Every record must be repeated exactly, with no omission.
*****
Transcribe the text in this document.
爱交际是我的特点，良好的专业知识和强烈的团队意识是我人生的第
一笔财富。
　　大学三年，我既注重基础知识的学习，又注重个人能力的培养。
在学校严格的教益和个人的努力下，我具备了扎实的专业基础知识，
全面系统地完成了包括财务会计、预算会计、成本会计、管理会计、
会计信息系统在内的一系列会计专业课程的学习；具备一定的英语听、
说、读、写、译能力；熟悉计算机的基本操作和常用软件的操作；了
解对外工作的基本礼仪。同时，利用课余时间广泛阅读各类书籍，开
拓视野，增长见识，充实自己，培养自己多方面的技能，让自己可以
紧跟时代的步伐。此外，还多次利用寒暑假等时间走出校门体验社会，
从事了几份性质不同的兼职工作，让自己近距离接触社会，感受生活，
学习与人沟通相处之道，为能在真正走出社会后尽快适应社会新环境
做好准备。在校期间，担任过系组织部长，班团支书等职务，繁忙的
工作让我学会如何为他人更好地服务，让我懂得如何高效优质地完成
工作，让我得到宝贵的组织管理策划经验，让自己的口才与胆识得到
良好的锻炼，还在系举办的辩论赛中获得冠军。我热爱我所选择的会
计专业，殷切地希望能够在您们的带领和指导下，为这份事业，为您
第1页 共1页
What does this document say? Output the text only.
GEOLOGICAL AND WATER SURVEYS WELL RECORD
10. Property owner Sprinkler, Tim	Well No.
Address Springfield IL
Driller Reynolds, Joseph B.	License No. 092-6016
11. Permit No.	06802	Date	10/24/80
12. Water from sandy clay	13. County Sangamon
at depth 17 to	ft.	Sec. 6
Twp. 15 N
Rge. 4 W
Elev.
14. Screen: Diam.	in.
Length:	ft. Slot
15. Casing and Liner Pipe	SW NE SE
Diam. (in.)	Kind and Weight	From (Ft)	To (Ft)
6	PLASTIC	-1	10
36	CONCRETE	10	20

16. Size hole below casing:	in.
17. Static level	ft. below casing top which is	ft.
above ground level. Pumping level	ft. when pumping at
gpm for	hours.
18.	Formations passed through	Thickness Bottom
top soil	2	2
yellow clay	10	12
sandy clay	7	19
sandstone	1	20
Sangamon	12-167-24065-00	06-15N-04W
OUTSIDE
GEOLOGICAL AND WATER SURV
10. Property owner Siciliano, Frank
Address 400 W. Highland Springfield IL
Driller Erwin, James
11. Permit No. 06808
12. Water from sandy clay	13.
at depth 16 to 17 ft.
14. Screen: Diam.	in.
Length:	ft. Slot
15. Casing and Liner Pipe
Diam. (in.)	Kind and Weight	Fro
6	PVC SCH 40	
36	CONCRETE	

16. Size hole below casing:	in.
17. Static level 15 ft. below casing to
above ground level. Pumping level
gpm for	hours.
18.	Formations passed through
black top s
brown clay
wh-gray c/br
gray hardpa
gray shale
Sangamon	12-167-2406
*****
### Problem solution
Transcribe the text in this document.
爱交际是我的特点，良好的专业知识和强烈的团队意识是我人生的第
一笔财富。
　　大学三年，我既注重基础知识的学习，又注重个人能力的培养。
在学校严格的教益和个人的努力下，我具备了扎实的专业基础知识，
全面系统地完成了包括财务会计、预算会计、成本会计、管理会计、
会计信息系统在内的一系列会计专业课程的学习；具备一定的英语听、
说、读、写、译能力；熟悉计算机的基本操作和常用软件的操作；了
解对外工作的基本礼仪。同时，利用课余时间广泛阅读各类书籍，开
拓视野，增长见识，充实自己，培养自己多方面的技能，让自己可以
紧跟时代的步伐。此外，还多次利用寒暑假等时间走出校门体验社会，
从事了几份性质不同的兼职工作，让自己近距离接触社会，感受生活，
学习与人沟通相处之道，为能在真正走出社会后尽快适应社会新环境
做好准备。在校期间，担任过系组织部长，班团支书等职务，繁忙的
工作让我学会如何为他人更好地服务，让我懂得如何高效优质地完成
工作，让我得到宝贵的组织管理策划经验，让自己的口才与胆识得到
良好的锻炼，还在系举办的辩论赛中获得冠军。我热爱我所选择的会
计专业，殷切地希望能够在您们的带领和指导下，为这份事业，为您
第1页 共1页
What does this document say? Output the text only.
GEOLOGICAL AND WATER SURVEYS WELL RECORD
10. Property owner Sprinkler, Tim	Well No.
Address Springfield IL
Driller Reynolds, Joseph B.	License No. 092-6016
11. Permit No.	06802	Date	10/24/80
12. Water from sandy clay	13. County Sangamon
at depth 17 to	ft.	Sec. 6
Twp. 15 N
Rge. 4 W
Elev.
14. Screen: Diam.	in.
Length:	ft. Slot
15. Casing and Liner Pipe	SW NE SE
Diam. (in.)	Kind and Weight	From (Ft)	To (Ft)
6	PLASTIC	-1	10
36	CONCRETE	10	20

16. Size hole below casing:	in.
17. Static level	ft. below casing top which is	ft.
above ground level. Pumping level	ft. when pumping at
gpm for	hours.
18.	Formations passed through	Thickness Bottom
top soil	2	2
yellow clay	10	12
sandy clay	7	19
sandstone	1	20
Sangamon	12-167-24065-00	06-15N-04W
OUTSIDE
GEOLOGICAL AND WATER SURV
10. Property owner Siciliano, Frank
Address 400 W. Highland Springfield IL
Driller Erwin, James
11. Permit No. 06808
12. Water from sandy clay	13.
at depth 16 to 17 ft.
14. Screen: Diam.	in.
Length:	ft. Slot
15. Casing and Liner Pipe
Diam. (in.)	Kind and Weight	Fro
6	PVC SCH 40	
36	CONCRETE	

16. Size hole below casing:	in.
17. Static level 15 ft. below casing to
above ground level. Pumping level
gpm for	hours.
18.	Formations passed through
black top s
brown clay
wh-gray c/br
gray hardpa
gray shale
Sangamon	12-167-2406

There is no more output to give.